• What is required: Work out the number of lines with the word "succinate" in the material below, then reply with that number only.

--- Dataset excerpts ---

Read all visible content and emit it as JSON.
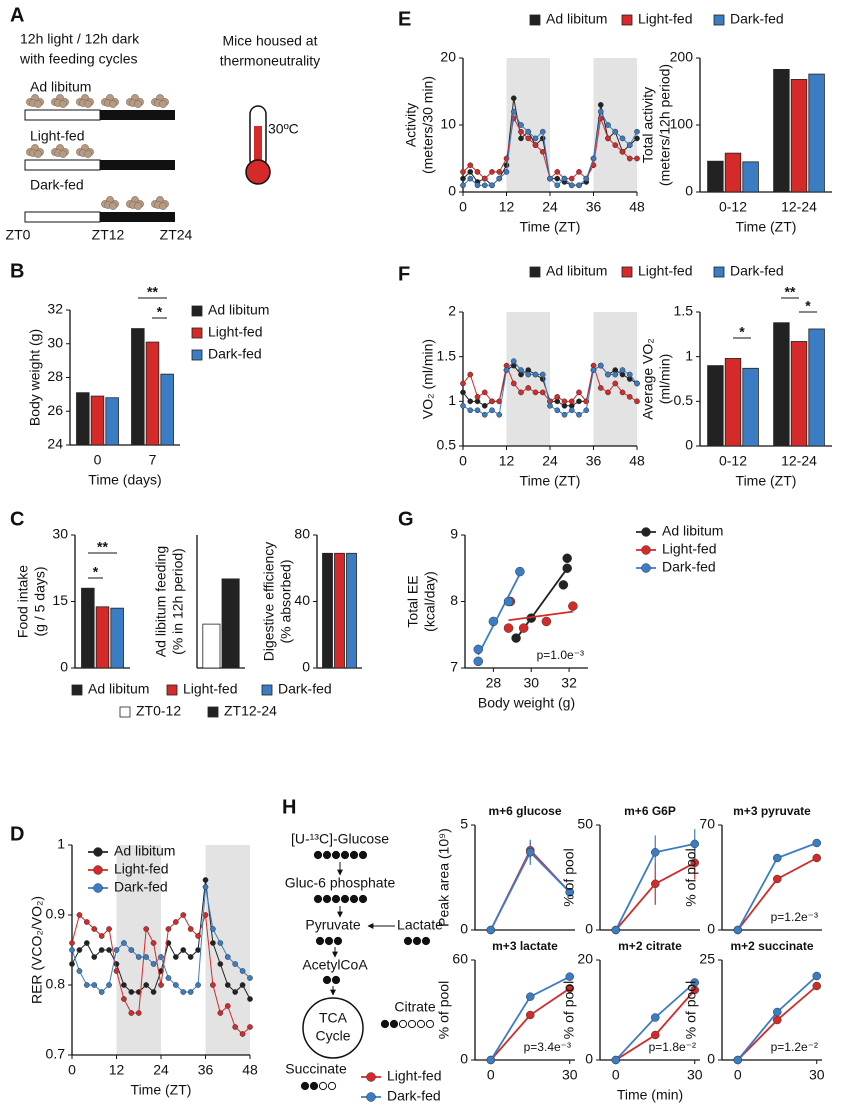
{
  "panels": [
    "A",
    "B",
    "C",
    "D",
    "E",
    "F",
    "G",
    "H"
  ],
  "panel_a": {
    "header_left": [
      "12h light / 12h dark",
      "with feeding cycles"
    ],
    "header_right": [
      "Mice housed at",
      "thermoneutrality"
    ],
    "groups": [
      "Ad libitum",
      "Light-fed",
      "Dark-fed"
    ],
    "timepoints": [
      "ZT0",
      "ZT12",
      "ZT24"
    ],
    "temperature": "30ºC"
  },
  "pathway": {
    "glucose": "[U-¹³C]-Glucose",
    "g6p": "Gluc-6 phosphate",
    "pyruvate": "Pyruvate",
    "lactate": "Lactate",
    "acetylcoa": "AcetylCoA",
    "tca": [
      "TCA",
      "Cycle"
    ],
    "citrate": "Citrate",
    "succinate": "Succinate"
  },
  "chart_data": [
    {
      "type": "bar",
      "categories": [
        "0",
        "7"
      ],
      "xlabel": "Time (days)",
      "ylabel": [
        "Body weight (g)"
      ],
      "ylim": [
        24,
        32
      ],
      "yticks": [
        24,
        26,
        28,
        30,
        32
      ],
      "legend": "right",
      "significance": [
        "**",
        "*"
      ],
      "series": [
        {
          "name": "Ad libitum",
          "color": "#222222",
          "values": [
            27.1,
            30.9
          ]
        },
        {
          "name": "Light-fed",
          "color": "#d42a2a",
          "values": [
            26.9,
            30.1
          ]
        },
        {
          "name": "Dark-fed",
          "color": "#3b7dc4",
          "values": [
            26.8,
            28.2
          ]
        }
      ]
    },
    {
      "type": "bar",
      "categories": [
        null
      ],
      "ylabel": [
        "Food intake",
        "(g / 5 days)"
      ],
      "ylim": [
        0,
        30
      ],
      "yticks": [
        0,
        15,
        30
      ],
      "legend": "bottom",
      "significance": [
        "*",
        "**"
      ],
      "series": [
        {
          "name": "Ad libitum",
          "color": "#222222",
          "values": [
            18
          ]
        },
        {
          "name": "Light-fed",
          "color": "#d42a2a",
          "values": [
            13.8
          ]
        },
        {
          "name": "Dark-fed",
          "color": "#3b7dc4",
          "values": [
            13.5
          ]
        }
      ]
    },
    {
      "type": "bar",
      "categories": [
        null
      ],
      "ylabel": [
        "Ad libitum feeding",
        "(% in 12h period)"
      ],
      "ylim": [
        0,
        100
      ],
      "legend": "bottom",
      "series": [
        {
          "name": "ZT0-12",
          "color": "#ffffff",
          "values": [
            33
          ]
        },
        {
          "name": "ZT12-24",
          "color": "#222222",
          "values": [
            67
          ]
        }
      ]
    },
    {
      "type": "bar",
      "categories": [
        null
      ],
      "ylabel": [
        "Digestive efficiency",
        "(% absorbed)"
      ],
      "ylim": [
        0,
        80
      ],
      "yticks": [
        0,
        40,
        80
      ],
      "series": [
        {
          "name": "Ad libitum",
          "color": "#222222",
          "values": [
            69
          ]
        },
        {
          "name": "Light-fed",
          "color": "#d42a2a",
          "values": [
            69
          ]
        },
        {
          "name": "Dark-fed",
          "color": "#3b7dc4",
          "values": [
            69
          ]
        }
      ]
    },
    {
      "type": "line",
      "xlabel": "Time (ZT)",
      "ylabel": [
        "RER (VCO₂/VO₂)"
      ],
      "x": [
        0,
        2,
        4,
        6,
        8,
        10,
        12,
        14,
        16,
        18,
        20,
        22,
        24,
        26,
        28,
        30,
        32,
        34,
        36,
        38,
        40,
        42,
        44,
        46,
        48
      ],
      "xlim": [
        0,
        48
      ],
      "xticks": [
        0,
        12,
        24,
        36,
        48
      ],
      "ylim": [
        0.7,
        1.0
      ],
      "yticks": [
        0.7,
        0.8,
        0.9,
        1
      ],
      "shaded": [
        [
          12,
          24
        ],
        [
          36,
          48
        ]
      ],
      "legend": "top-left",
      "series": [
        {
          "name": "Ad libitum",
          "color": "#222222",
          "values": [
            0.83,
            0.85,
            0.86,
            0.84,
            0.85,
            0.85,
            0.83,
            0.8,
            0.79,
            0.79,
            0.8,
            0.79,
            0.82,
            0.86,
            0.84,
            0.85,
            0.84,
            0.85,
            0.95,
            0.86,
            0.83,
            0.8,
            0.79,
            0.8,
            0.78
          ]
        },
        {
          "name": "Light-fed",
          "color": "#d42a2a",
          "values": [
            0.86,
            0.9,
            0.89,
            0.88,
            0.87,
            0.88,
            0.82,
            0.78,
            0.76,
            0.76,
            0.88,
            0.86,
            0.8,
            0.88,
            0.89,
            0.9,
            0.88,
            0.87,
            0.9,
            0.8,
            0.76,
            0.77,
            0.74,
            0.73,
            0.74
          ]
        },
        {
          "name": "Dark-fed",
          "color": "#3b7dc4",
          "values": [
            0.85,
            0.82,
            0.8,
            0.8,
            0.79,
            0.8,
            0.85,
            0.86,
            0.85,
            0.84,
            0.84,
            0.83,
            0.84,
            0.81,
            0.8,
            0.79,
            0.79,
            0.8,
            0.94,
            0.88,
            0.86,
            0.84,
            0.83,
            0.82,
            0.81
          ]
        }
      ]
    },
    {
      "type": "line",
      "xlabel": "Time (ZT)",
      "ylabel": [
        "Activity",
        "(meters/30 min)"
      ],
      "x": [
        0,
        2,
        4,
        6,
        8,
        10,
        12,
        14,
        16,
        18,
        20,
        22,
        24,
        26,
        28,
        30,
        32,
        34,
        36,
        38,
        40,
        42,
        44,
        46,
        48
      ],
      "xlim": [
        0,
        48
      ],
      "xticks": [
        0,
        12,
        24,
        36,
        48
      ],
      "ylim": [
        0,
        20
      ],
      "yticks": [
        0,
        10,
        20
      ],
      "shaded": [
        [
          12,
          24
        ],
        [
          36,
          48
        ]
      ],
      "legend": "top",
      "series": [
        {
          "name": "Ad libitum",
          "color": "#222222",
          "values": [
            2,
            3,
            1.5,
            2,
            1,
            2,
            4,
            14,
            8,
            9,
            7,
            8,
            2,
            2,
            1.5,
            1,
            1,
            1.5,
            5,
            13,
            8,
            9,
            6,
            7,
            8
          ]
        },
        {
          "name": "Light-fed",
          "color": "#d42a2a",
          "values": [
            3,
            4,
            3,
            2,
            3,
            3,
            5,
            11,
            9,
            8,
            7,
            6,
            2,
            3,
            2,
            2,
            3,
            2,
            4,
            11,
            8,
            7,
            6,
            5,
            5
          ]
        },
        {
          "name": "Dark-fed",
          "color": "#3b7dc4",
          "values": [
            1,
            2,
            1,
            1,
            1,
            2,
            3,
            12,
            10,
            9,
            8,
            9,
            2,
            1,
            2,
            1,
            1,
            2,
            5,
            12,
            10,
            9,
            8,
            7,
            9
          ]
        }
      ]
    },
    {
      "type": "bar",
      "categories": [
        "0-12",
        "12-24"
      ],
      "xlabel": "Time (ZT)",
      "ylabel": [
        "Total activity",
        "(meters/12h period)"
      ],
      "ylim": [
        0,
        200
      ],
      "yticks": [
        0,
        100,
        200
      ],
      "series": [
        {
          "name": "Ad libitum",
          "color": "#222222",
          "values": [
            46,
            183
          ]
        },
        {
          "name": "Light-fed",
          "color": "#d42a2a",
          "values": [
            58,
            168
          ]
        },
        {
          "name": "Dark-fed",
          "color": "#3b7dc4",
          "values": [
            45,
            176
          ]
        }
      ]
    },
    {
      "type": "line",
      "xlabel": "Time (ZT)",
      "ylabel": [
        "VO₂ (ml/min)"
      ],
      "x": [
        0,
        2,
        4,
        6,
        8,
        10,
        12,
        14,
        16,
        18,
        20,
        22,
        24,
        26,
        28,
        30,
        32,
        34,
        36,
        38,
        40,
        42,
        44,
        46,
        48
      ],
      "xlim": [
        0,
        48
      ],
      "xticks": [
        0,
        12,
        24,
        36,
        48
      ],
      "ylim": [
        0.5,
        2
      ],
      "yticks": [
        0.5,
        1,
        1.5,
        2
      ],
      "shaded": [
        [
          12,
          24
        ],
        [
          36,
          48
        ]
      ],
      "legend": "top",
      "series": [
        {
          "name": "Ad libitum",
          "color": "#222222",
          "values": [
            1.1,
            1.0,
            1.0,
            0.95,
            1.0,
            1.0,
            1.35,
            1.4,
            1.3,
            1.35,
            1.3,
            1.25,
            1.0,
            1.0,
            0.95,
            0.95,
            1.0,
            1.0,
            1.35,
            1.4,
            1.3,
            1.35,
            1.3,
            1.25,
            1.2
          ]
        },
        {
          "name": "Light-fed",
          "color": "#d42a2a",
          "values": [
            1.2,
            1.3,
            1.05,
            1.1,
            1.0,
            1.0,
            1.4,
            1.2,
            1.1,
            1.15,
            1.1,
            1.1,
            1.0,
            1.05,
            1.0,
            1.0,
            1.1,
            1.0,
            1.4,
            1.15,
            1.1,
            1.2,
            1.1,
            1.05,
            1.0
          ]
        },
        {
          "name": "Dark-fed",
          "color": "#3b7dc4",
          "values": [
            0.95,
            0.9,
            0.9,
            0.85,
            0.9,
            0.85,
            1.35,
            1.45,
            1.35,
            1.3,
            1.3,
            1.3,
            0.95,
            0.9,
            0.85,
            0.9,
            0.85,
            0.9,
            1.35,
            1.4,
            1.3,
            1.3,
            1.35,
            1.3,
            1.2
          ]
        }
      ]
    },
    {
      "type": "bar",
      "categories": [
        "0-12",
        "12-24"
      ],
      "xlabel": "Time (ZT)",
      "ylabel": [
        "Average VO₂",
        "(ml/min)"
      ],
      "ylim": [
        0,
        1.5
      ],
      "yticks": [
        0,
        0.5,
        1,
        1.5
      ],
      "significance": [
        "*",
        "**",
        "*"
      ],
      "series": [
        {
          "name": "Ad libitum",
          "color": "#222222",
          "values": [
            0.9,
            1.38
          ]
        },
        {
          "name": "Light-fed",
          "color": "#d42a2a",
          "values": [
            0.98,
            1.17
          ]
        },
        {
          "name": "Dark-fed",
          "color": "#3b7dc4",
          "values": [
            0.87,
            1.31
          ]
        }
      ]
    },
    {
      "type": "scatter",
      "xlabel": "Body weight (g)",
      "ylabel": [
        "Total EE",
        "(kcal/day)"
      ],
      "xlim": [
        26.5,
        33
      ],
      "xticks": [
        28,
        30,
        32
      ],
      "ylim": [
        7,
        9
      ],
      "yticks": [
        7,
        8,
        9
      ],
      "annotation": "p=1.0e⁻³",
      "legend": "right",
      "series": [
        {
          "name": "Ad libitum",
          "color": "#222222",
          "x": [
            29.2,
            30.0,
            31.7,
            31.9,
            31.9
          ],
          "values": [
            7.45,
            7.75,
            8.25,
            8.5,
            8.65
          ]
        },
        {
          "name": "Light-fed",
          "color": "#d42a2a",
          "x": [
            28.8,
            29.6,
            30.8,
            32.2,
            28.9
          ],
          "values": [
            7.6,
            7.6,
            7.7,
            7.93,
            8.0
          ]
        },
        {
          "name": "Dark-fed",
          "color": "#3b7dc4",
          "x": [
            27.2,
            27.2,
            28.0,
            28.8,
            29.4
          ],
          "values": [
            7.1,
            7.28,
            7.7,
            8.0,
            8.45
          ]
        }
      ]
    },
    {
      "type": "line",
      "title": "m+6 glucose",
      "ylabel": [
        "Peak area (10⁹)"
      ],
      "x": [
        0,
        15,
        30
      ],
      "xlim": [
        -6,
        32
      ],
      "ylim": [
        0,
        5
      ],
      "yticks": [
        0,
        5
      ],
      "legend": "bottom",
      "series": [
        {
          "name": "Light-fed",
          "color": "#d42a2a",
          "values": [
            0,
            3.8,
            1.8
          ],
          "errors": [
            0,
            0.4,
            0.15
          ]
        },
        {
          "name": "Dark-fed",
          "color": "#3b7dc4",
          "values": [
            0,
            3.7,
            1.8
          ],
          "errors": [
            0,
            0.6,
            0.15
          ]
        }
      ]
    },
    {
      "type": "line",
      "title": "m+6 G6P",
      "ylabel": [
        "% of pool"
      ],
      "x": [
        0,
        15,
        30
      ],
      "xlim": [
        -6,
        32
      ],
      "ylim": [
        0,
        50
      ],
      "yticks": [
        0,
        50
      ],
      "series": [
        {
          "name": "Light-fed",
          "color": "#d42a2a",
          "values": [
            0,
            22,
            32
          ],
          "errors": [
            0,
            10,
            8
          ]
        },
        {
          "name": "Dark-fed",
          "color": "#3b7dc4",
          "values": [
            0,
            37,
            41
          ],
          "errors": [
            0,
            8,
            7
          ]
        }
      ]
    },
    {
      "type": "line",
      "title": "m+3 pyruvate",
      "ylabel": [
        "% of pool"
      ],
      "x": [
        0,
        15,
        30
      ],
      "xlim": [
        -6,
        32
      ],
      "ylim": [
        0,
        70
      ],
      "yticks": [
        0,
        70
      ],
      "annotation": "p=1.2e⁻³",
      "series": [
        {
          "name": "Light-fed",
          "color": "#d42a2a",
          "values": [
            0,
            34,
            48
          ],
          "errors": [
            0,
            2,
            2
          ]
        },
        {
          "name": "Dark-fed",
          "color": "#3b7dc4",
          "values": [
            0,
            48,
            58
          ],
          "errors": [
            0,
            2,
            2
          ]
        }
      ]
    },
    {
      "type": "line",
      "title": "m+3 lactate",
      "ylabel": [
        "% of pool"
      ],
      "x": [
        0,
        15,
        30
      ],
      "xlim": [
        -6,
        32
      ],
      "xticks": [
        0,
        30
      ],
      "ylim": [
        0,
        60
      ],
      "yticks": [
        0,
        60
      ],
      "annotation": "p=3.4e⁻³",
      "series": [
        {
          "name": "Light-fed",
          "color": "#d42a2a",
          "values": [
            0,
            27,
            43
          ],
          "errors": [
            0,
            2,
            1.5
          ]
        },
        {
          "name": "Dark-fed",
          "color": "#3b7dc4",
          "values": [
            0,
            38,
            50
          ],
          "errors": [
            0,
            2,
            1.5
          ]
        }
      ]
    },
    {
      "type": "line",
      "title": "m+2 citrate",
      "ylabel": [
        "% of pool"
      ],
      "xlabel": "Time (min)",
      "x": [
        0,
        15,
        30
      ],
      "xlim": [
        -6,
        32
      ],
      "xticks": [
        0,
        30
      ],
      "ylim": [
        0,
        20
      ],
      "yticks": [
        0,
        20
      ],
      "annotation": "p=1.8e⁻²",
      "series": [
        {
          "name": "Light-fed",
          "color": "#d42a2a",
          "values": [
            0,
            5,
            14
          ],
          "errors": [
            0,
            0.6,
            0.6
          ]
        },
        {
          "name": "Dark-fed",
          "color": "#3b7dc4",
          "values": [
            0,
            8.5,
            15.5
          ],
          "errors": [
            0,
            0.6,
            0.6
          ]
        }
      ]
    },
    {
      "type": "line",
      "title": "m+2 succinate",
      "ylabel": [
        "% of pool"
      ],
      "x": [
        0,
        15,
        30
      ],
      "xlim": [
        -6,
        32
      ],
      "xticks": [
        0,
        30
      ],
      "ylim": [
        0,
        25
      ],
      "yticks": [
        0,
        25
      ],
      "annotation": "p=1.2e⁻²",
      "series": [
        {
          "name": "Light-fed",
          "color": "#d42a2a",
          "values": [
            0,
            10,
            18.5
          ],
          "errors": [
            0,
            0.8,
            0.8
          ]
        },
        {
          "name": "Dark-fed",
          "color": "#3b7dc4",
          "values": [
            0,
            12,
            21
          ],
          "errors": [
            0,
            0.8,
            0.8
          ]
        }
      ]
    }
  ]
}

---

• Solution for this task: 2